### DIRECTION
Could you copy out every line of the records below word for word, changing nothing?

### MATERIAL PROVIDED
◇ ◇ ◇
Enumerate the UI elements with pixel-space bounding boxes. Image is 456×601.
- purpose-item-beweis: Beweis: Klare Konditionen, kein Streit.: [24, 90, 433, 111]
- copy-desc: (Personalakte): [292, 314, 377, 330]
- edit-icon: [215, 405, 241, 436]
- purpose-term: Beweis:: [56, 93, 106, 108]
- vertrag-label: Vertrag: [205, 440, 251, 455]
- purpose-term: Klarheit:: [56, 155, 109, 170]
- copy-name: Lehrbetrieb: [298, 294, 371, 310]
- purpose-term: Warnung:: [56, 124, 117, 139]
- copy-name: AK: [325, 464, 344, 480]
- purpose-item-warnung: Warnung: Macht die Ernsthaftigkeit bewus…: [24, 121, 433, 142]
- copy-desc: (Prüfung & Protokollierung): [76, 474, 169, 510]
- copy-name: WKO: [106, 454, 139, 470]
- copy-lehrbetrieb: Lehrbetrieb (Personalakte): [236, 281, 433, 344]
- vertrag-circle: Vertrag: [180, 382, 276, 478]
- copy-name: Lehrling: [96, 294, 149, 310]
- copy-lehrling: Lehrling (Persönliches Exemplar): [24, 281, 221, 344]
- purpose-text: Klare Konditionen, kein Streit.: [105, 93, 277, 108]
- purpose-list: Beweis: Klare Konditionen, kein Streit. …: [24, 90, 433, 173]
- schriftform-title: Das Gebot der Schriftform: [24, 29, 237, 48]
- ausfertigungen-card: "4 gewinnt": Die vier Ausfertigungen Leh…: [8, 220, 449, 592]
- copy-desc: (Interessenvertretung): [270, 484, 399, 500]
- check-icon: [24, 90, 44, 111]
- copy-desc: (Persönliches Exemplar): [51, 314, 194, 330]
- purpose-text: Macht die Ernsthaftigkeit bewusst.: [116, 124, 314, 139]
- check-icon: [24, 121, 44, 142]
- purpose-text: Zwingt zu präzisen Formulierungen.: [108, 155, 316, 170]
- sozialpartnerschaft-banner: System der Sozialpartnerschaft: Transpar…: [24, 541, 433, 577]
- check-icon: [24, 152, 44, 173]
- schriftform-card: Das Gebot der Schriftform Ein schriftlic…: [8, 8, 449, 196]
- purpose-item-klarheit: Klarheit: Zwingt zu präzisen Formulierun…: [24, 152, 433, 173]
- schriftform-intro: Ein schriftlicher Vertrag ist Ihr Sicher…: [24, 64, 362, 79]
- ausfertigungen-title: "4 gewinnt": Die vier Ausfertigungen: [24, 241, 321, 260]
◇ ◇ ◇
### THE COMPLETED TASK
Enumerate the UI elements with pixel-space bounding boxes. Image is 456×601.
- purpose-item-beweis: Beweis: Klare Konditionen, kein Streit.: [24, 90, 433, 111]
- copy-desc: (Personalakte): [292, 314, 377, 330]
- edit-icon: [215, 405, 241, 436]
- purpose-term: Beweis:: [56, 93, 106, 108]
- vertrag-label: Vertrag: [205, 440, 251, 455]
- purpose-term: Klarheit:: [56, 155, 109, 170]
- copy-name: Lehrbetrieb: [298, 294, 371, 310]
- purpose-term: Warnung:: [56, 124, 117, 139]
- copy-name: AK: [325, 464, 344, 480]
- purpose-item-warnung: Warnung: Macht die Ernsthaftigkeit bewus…: [24, 121, 433, 142]
- copy-desc: (Prüfung & Protokollierung): [76, 474, 169, 510]
- copy-name: WKO: [106, 454, 139, 470]
- copy-lehrbetrieb: Lehrbetrieb (Personalakte): [236, 281, 433, 344]
- vertrag-circle: Vertrag: [180, 382, 276, 478]
- copy-name: Lehrling: [96, 294, 149, 310]
- copy-lehrling: Lehrling (Persönliches Exemplar): [24, 281, 221, 344]
- purpose-text: Klare Konditionen, kein Streit.: [105, 93, 277, 108]
- purpose-list: Beweis: Klare Konditionen, kein Streit. …: [24, 90, 433, 173]
- schriftform-title: Das Gebot der Schriftform: [24, 29, 237, 48]
- ausfertigungen-card: "4 gewinnt": Die vier Ausfertigungen Leh…: [8, 220, 449, 592]
- copy-desc: (Interessenvertretung): [270, 484, 399, 500]
- check-icon: [24, 90, 44, 111]
- copy-desc: (Persönliches Exemplar): [51, 314, 194, 330]
- purpose-text: Macht die Ernsthaftigkeit bewusst.: [116, 124, 314, 139]
- check-icon: [24, 121, 44, 142]
- purpose-text: Zwingt zu präzisen Formulierungen.: [108, 155, 316, 170]
- sozialpartnerschaft-banner: System der Sozialpartnerschaft: Transpar…: [24, 541, 433, 577]
- check-icon: [24, 152, 44, 173]
- schriftform-card: Das Gebot der Schriftform Ein schriftlic…: [8, 8, 449, 196]
- purpose-item-klarheit: Klarheit: Zwingt zu präzisen Formulierun…: [24, 152, 433, 173]
- schriftform-intro: Ein schriftlicher Vertrag ist Ihr Sicher…: [24, 64, 362, 79]
- ausfertigungen-title: "4 gewinnt": Die vier Ausfertigungen: [24, 241, 321, 260]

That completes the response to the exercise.